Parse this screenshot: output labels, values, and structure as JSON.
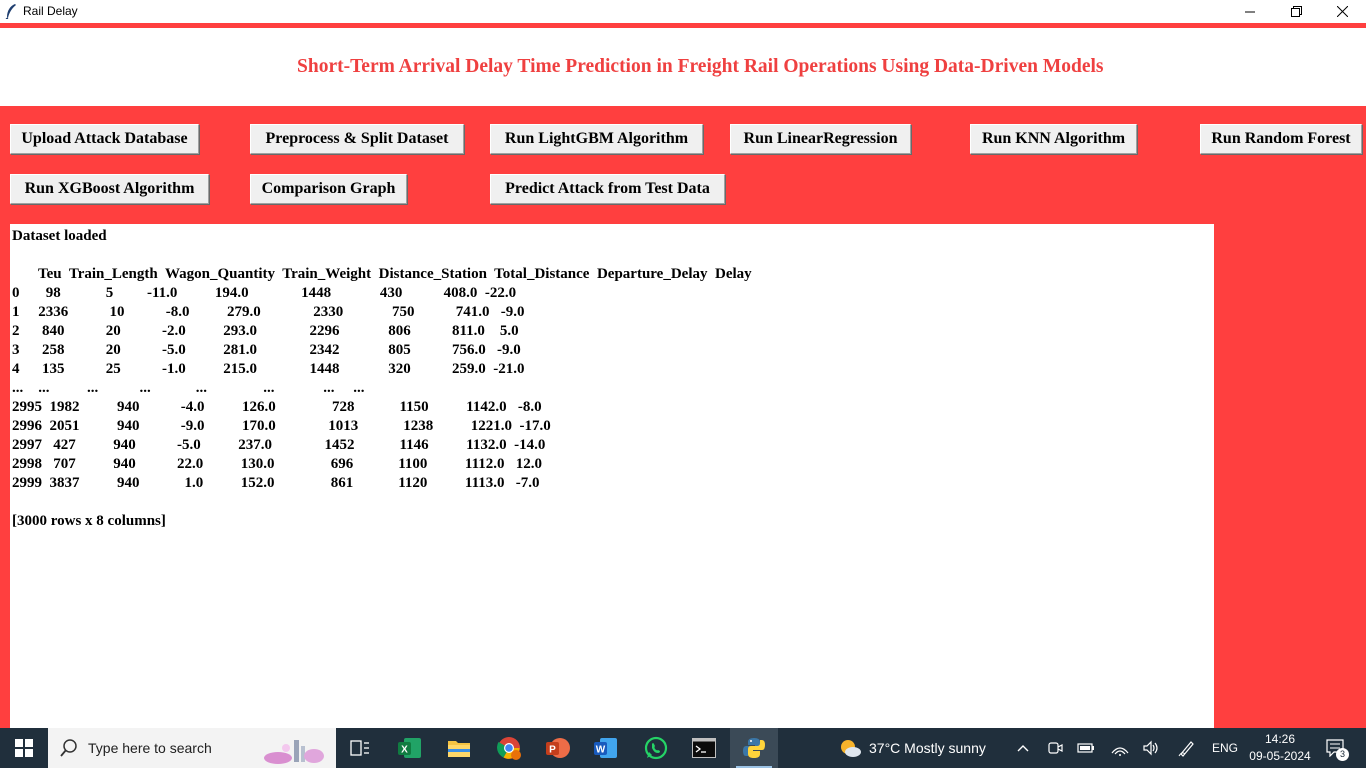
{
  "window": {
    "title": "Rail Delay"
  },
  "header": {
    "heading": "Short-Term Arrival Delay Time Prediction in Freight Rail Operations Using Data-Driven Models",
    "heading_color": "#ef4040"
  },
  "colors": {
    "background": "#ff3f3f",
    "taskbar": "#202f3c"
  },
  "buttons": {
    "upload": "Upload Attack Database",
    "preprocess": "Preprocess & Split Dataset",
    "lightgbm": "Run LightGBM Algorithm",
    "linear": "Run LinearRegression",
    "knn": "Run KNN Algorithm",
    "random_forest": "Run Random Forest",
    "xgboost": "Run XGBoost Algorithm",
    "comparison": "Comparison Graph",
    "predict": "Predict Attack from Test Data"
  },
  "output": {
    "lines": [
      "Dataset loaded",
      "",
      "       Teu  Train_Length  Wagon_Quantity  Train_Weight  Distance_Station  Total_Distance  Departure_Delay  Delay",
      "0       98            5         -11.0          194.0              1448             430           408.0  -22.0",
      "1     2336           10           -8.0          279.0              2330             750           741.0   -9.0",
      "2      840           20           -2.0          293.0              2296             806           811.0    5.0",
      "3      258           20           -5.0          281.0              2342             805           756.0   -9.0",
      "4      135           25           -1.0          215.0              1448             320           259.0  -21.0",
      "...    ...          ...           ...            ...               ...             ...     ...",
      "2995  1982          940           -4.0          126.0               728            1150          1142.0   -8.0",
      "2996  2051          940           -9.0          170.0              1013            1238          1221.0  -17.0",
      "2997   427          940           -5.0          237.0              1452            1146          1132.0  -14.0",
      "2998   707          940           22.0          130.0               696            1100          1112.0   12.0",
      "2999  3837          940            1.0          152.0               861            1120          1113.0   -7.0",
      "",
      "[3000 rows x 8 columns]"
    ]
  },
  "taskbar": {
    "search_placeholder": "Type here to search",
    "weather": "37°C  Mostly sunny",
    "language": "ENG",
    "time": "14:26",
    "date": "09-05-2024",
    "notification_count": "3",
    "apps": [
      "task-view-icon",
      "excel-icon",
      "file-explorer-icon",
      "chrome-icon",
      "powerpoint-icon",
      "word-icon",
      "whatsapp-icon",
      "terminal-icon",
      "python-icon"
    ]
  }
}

§ What you have to do: Leave out the pictures, and give all the records again exactly.

§ Answer to the task:
Parse this screenshot: output labels, values, and structure as JSON.
{
  "window": {
    "title": "Rail Delay"
  },
  "header": {
    "heading": "Short-Term Arrival Delay Time Prediction in Freight Rail Operations Using Data-Driven Models",
    "heading_color": "#ef4040"
  },
  "colors": {
    "background": "#ff3f3f",
    "taskbar": "#202f3c"
  },
  "buttons": {
    "upload": "Upload Attack Database",
    "preprocess": "Preprocess & Split Dataset",
    "lightgbm": "Run LightGBM Algorithm",
    "linear": "Run LinearRegression",
    "knn": "Run KNN Algorithm",
    "random_forest": "Run Random Forest",
    "xgboost": "Run XGBoost Algorithm",
    "comparison": "Comparison Graph",
    "predict": "Predict Attack from Test Data"
  },
  "output": {
    "lines": [
      "Dataset loaded",
      "",
      "       Teu  Train_Length  Wagon_Quantity  Train_Weight  Distance_Station  Total_Distance  Departure_Delay  Delay",
      "0       98            5         -11.0          194.0              1448             430           408.0  -22.0",
      "1     2336           10           -8.0          279.0              2330             750           741.0   -9.0",
      "2      840           20           -2.0          293.0              2296             806           811.0    5.0",
      "3      258           20           -5.0          281.0              2342             805           756.0   -9.0",
      "4      135           25           -1.0          215.0              1448             320           259.0  -21.0",
      "...    ...          ...           ...            ...               ...             ...     ...",
      "2995  1982          940           -4.0          126.0               728            1150          1142.0   -8.0",
      "2996  2051          940           -9.0          170.0              1013            1238          1221.0  -17.0",
      "2997   427          940           -5.0          237.0              1452            1146          1132.0  -14.0",
      "2998   707          940           22.0          130.0               696            1100          1112.0   12.0",
      "2999  3837          940            1.0          152.0               861            1120          1113.0   -7.0",
      "",
      "[3000 rows x 8 columns]"
    ]
  },
  "taskbar": {
    "search_placeholder": "Type here to search",
    "weather": "37°C  Mostly sunny",
    "language": "ENG",
    "time": "14:26",
    "date": "09-05-2024",
    "notification_count": "3",
    "apps": [
      "task-view-icon",
      "excel-icon",
      "file-explorer-icon",
      "chrome-icon",
      "powerpoint-icon",
      "word-icon",
      "whatsapp-icon",
      "terminal-icon",
      "python-icon"
    ]
  }
}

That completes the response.